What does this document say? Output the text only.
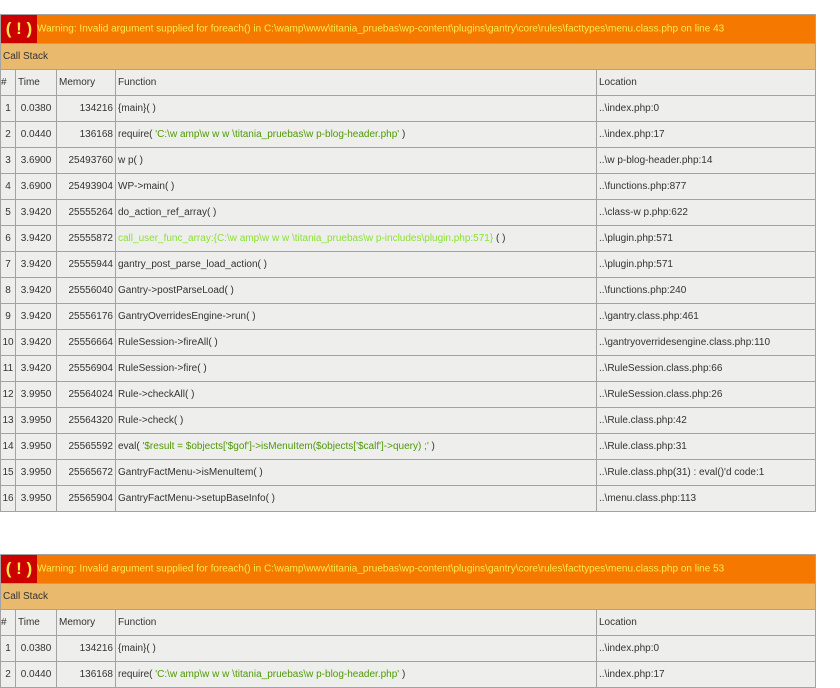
( ! ) Warning: Invalid argument supplied for foreach() in C:\wamp\www\titania_pruebas\wp-content\plugins\gantry\core\rules\facttypes\menu.class.php on line 43				
Call Stack				
#	Time	Memory	Function	Location
1	0.0380	134216	{main}( )	..\index.php:0
2	0.0440	136168	require( 'C:\w amp\w w w \titania_pruebas\w p-blog-header.php' )	..\index.php:17
3	3.6900	25493760	w p( )	..\w p-blog-header.php:14
4	3.6900	25493904	WP->main( )	..\functions.php:877
5	3.9420	25555264	do_action_ref_array( )	..\class-w p.php:622
6	3.9420	25555872	call_user_func_array:{C:\w amp\w w w \titania_pruebas\w p-includes\plugin.php:571} ( )	..\plugin.php:571
7	3.9420	25555944	gantry_post_parse_load_action( )	..\plugin.php:571
8	3.9420	25556040	Gantry->postParseLoad( )	..\functions.php:240
9	3.9420	25556176	GantryOverridesEngine->run( )	..\gantry.class.php:461
10	3.9420	25556664	RuleSession->fireAll( )	..\gantryoverridesengine.class.php:110
11	3.9420	25556904	RuleSession->fire( )	..\RuleSession.class.php:66
12	3.9950	25564024	Rule->checkAll( )	..\RuleSession.class.php:26
13	3.9950	25564320	Rule->check( )	..\Rule.class.php:42
14	3.9950	25565592	eval( '$result = $objects['$gof']->isMenuItem($objects['$calf']->query) ;' )	..\Rule.class.php:31
15	3.9950	25565672	GantryFactMenu->isMenuItem( )	..\Rule.class.php(31) : eval()'d code:1
16	3.9950	25565904	GantryFactMenu->setupBaseInfo( )	..\menu.class.php:113
( ! ) Warning: Invalid argument supplied for foreach() in C:\wamp\www\titania_pruebas\wp-content\plugins\gantry\core\rules\facttypes\menu.class.php on line 53				
Call Stack				
#	Time	Memory	Function	Location
1	0.0380	134216	{main}( )	..\index.php:0
2	0.0440	136168	require( 'C:\w amp\w w w \titania_pruebas\w p-blog-header.php' )	..\index.php:17
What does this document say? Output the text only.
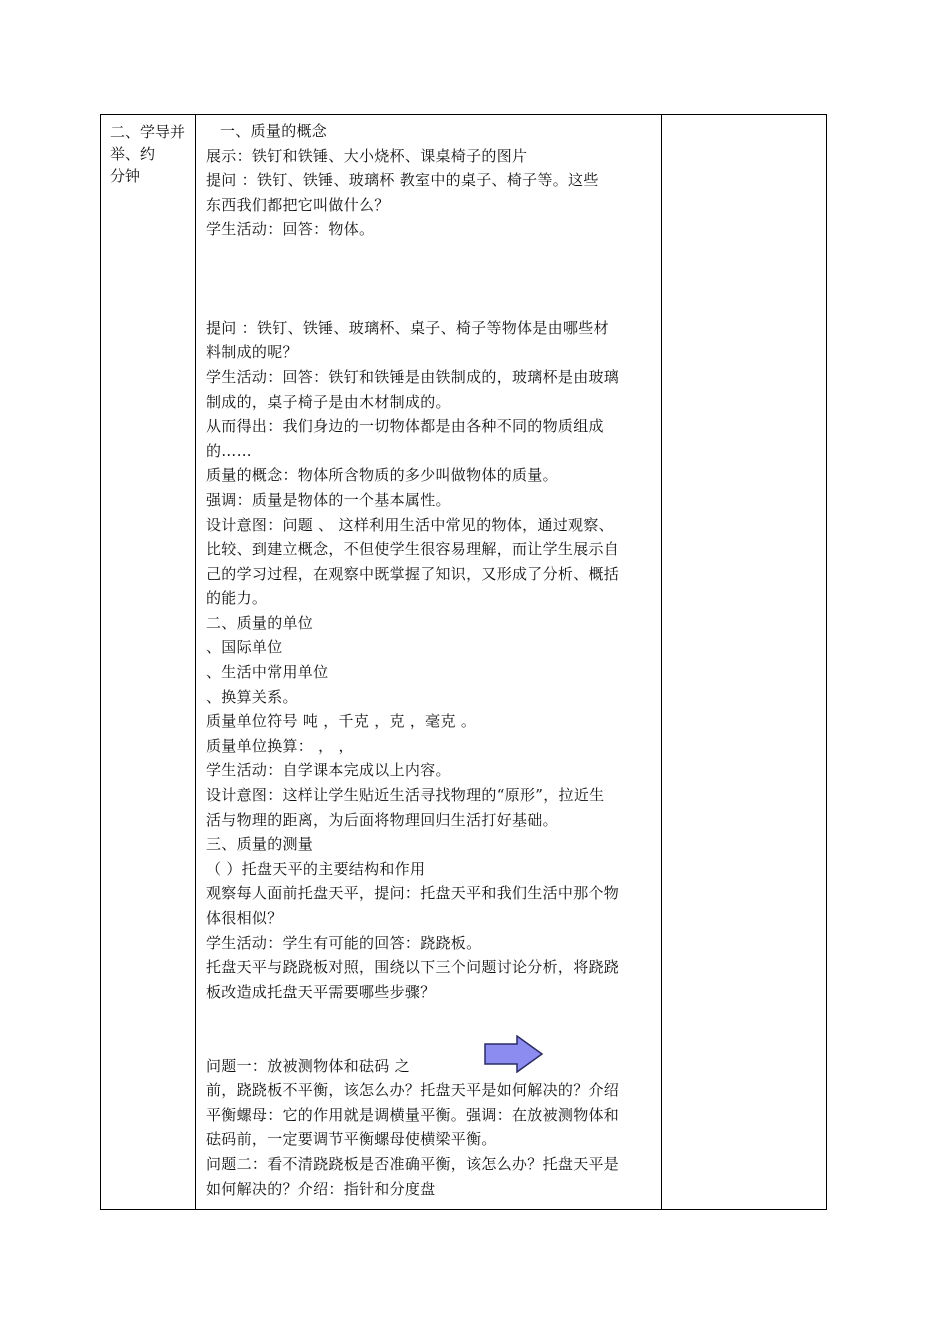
二、学导并
举、约
分钟
一、质量的概念
展示：铁钉和铁锤、大小烧杯、课桌椅子的图片
提问 ：铁钉、铁锤、玻璃杯 教室中的桌子、椅子等。这些
东西我们都把它叫做什么？
学生活动：回答：物体。
提问 ：铁钉、铁锤、玻璃杯、桌子、椅子等物体是由哪些材
料制成的呢？
学生活动：回答：铁钉和铁锤是由铁制成的，玻璃杯是由玻璃
制成的，桌子椅子是由木材制成的。
从而得出：我们身边的一切物体都是由各种不同的物质组成
的……
质量的概念：物体所含物质的多少叫做物体的质量。
强调：质量是物体的一个基本属性。
设计意图：问题 、 这样利用生活中常见的物体，通过观察、
比较、到建立概念，不但使学生很容易理解，而让学生展示自
己的学习过程，在观察中既掌握了知识，又形成了分析、概括
的能力。
二、质量的单位
、国际单位
、生活中常用单位
、换算关系。
质量单位符号 吨 ，千克 ，克 ，毫克 。
质量单位换算： ， ，
学生活动：自学课本完成以上内容。
设计意图：这样让学生贴近生活寻找物理的“原形”，拉近生
活与物理的距离，为后面将物理回归生活打好基础。
三、质量的测量
（ ）托盘天平的主要结构和作用
观察每人面前托盘天平，提问：托盘天平和我们生活中那个物
体很相似？
学生活动：学生有可能的回答：跷跷板。
托盘天平与跷跷板对照，围绕以下三个问题讨论分析，将跷跷
板改造成托盘天平需要哪些步骤？
问题一：放被测物体和砝码 之
前，跷跷板不平衡，该怎么办？托盘天平是如何解决的？介绍
平衡螺母：它的作用就是调横量平衡。强调：在放被测物体和
砝码前，一定要调节平衡螺母使横梁平衡。
问题二：看不清跷跷板是否准确平衡，该怎么办？托盘天平是
如何解决的？介绍：指针和分度盘
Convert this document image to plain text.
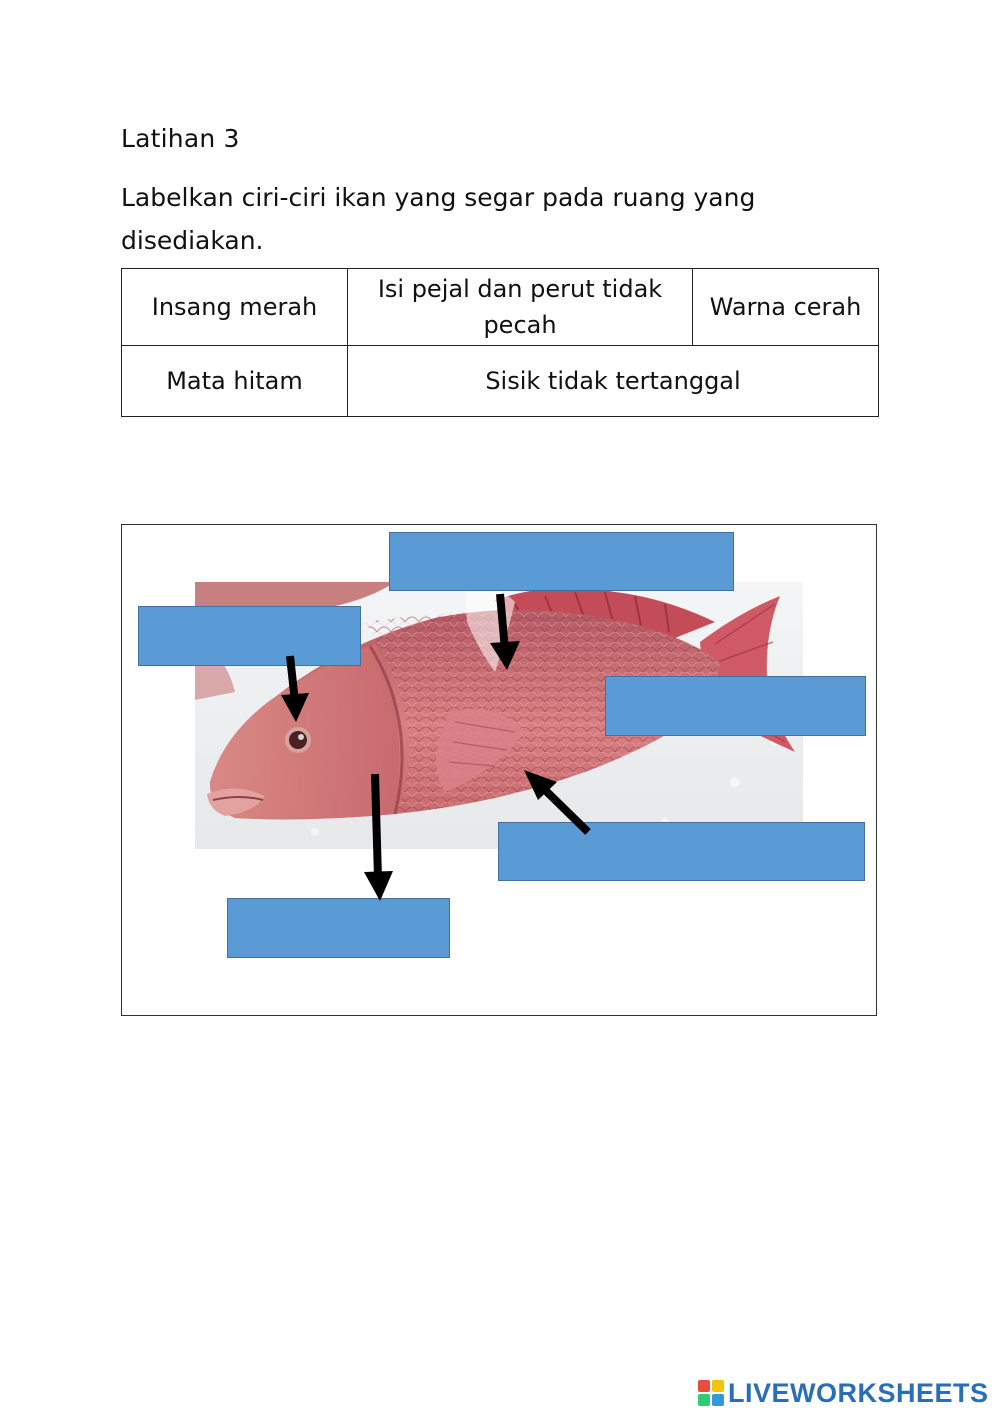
Latihan 3
Labelkan ciri-ciri ikan yang segar pada ruang yang disediakan.
Insang merah	Isi pejal dan perut tidak pecah	Warna cerah
Mata hitam	Sisik tidak tertanggal	
LIVEWORKSHEETS
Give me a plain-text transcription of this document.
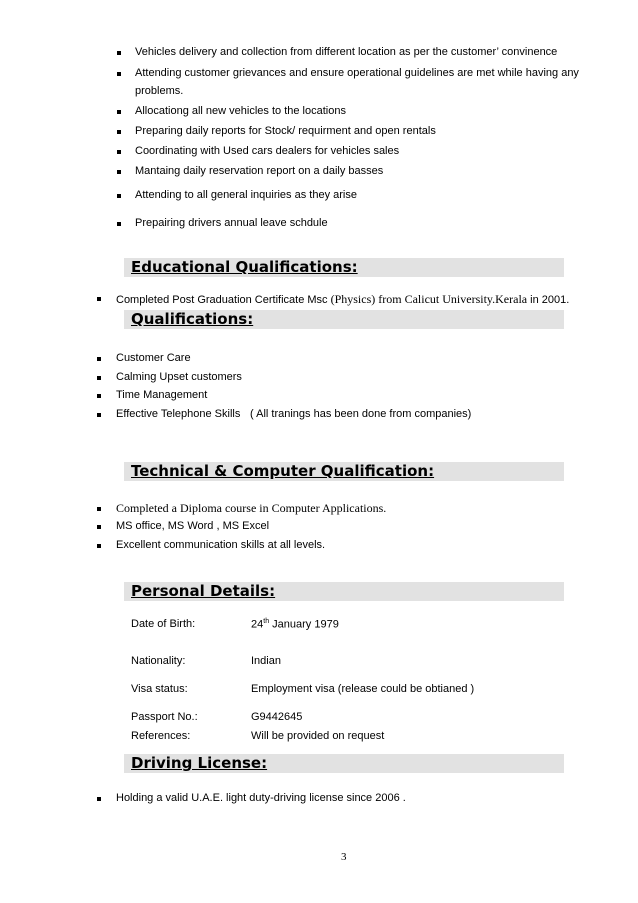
Vehicles delivery and collection from different location as per the customer’ convinence
Attending customer grievances and ensure operational guidelines are met while having any
problems.
Allocationg all new vehicles to the locations
Preparing daily reports for Stock/ requirment and open rentals
Coordinating with Used cars dealers for vehicles sales
Mantaing daily reservation report on a daily basses
Attending to all general inquiries as they arise
Prepairing drivers annual leave schdule
Educational Qualifications:
Completed Post Graduation Certificate Msc (Physics) from Calicut University.Kerala in 2001.
Qualifications:
Customer Care
Calming Upset customers
Time Management
Effective Telephone Skills ( All tranings has been done from companies)
Technical & Computer Qualification:
Completed a Diploma course in Computer Applications.
MS office, MS Word , MS Excel
Excellent communication skills at all levels.
Personal Details:
Date of Birth:	24th January 1979
Nationality:	Indian
Visa status:	Employment visa (release could be obtianed )
Passport No.:	G9442645
References:	Will be provided on request
Driving License:
Holding a valid U.A.E. light duty-driving license since 2006 .
3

——

**SET EXERCISE**
Everything from the line with "Give me a plain-text" through the final line of the records above should be written out exactly, minus the pictures.

**THE ANSWER**
Give me a plain-text transcription of this document.
Vehicles delivery and collection from different location as per the customer’ convinence
Attending customer grievances and ensure operational guidelines are met while having any
problems.
Allocationg all new vehicles to the locations
Preparing daily reports for Stock/ requirment and open rentals
Coordinating with Used cars dealers for vehicles sales
Mantaing daily reservation report on a daily basses
Attending to all general inquiries as they arise
Prepairing drivers annual leave schdule
Educational Qualifications:
Completed Post Graduation Certificate Msc (Physics) from Calicut University.Kerala in 2001.
Qualifications:
Customer Care
Calming Upset customers
Time Management
Effective Telephone Skills ( All tranings has been done from companies)
Technical & Computer Qualification:
Completed a Diploma course in Computer Applications.
MS office, MS Word , MS Excel
Excellent communication skills at all levels.
Personal Details:
Date of Birth:	24th January 1979
Nationality:	Indian
Visa status:	Employment visa (release could be obtianed )
Passport No.:	G9442645
References:	Will be provided on request
Driving License:
Holding a valid U.A.E. light duty-driving license since 2006 .
3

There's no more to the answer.